Your objective
Set all the material down again unchanged, without the pictures.

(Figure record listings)
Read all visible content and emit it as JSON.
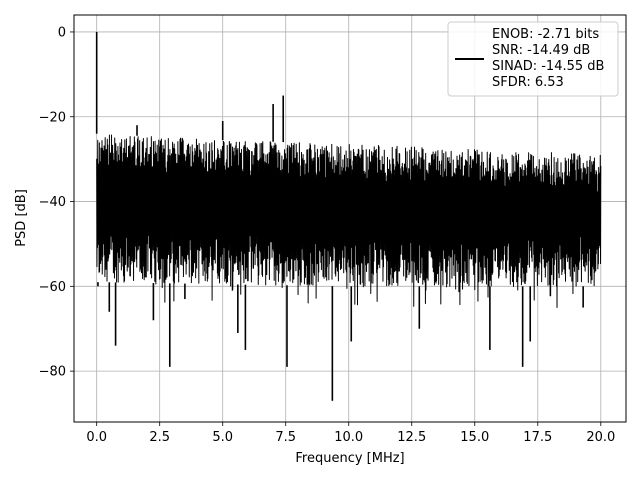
{
  "chart_data": {
    "type": "line",
    "title": "",
    "xlabel": "Frequency [MHz]",
    "ylabel": "PSD [dB]",
    "xlim": [
      -0.9,
      21.0
    ],
    "ylim": [
      -92,
      4
    ],
    "x_ticks": [
      0.0,
      2.5,
      5.0,
      7.5,
      10.0,
      12.5,
      15.0,
      17.5,
      20.0
    ],
    "x_tick_labels": [
      "0.0",
      "2.5",
      "5.0",
      "7.5",
      "10.0",
      "12.5",
      "15.0",
      "17.5",
      "20.0"
    ],
    "y_ticks": [
      0,
      -20,
      -40,
      -60,
      -80
    ],
    "y_tick_labels": [
      "0",
      "−20",
      "−40",
      "−60",
      "−80"
    ],
    "grid": true,
    "legend_position": "top-right",
    "series": [
      {
        "legend_lines": [
          "ENOB: -2.71 bits",
          "SNR: -14.49 dB",
          "SINAD: -14.55 dB",
          "SFDR: 6.53"
        ],
        "color": "#000000",
        "band_upper": [
          [
            0.0,
            -24
          ],
          [
            5.0,
            -25.5
          ],
          [
            10.0,
            -26.5
          ],
          [
            15.0,
            -27.5
          ],
          [
            20.0,
            -29
          ]
        ],
        "band_lower": [
          [
            0.0,
            -59
          ],
          [
            5.0,
            -59.5
          ],
          [
            10.0,
            -60
          ],
          [
            15.0,
            -60
          ],
          [
            20.0,
            -60
          ]
        ],
        "features": [
          {
            "x": 0.0,
            "y": 0
          },
          {
            "x": 0.05,
            "y": -60
          },
          {
            "x": 0.5,
            "y": -66
          },
          {
            "x": 0.75,
            "y": -74
          },
          {
            "x": 1.6,
            "y": -22
          },
          {
            "x": 2.25,
            "y": -68
          },
          {
            "x": 2.9,
            "y": -79
          },
          {
            "x": 3.5,
            "y": -63
          },
          {
            "x": 5.0,
            "y": -21
          },
          {
            "x": 5.6,
            "y": -71
          },
          {
            "x": 5.9,
            "y": -75
          },
          {
            "x": 7.0,
            "y": -17
          },
          {
            "x": 7.4,
            "y": -15
          },
          {
            "x": 7.55,
            "y": -79
          },
          {
            "x": 9.35,
            "y": -87
          },
          {
            "x": 10.1,
            "y": -73
          },
          {
            "x": 12.8,
            "y": -70
          },
          {
            "x": 15.6,
            "y": -75
          },
          {
            "x": 16.9,
            "y": -79
          },
          {
            "x": 17.2,
            "y": -73
          },
          {
            "x": 19.3,
            "y": -65
          }
        ]
      }
    ]
  }
}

Answer below
Read all visible content and emit it as JSON.
{
  "chart_data": {
    "type": "line",
    "title": "",
    "xlabel": "Frequency [MHz]",
    "ylabel": "PSD [dB]",
    "xlim": [
      -0.9,
      21.0
    ],
    "ylim": [
      -92,
      4
    ],
    "x_ticks": [
      0.0,
      2.5,
      5.0,
      7.5,
      10.0,
      12.5,
      15.0,
      17.5,
      20.0
    ],
    "x_tick_labels": [
      "0.0",
      "2.5",
      "5.0",
      "7.5",
      "10.0",
      "12.5",
      "15.0",
      "17.5",
      "20.0"
    ],
    "y_ticks": [
      0,
      -20,
      -40,
      -60,
      -80
    ],
    "y_tick_labels": [
      "0",
      "−20",
      "−40",
      "−60",
      "−80"
    ],
    "grid": true,
    "legend_position": "top-right",
    "series": [
      {
        "legend_lines": [
          "ENOB: -2.71 bits",
          "SNR: -14.49 dB",
          "SINAD: -14.55 dB",
          "SFDR: 6.53"
        ],
        "color": "#000000",
        "band_upper": [
          [
            0.0,
            -24
          ],
          [
            5.0,
            -25.5
          ],
          [
            10.0,
            -26.5
          ],
          [
            15.0,
            -27.5
          ],
          [
            20.0,
            -29
          ]
        ],
        "band_lower": [
          [
            0.0,
            -59
          ],
          [
            5.0,
            -59.5
          ],
          [
            10.0,
            -60
          ],
          [
            15.0,
            -60
          ],
          [
            20.0,
            -60
          ]
        ],
        "features": [
          {
            "x": 0.0,
            "y": 0
          },
          {
            "x": 0.05,
            "y": -60
          },
          {
            "x": 0.5,
            "y": -66
          },
          {
            "x": 0.75,
            "y": -74
          },
          {
            "x": 1.6,
            "y": -22
          },
          {
            "x": 2.25,
            "y": -68
          },
          {
            "x": 2.9,
            "y": -79
          },
          {
            "x": 3.5,
            "y": -63
          },
          {
            "x": 5.0,
            "y": -21
          },
          {
            "x": 5.6,
            "y": -71
          },
          {
            "x": 5.9,
            "y": -75
          },
          {
            "x": 7.0,
            "y": -17
          },
          {
            "x": 7.4,
            "y": -15
          },
          {
            "x": 7.55,
            "y": -79
          },
          {
            "x": 9.35,
            "y": -87
          },
          {
            "x": 10.1,
            "y": -73
          },
          {
            "x": 12.8,
            "y": -70
          },
          {
            "x": 15.6,
            "y": -75
          },
          {
            "x": 16.9,
            "y": -79
          },
          {
            "x": 17.2,
            "y": -73
          },
          {
            "x": 19.3,
            "y": -65
          }
        ]
      }
    ]
  }
}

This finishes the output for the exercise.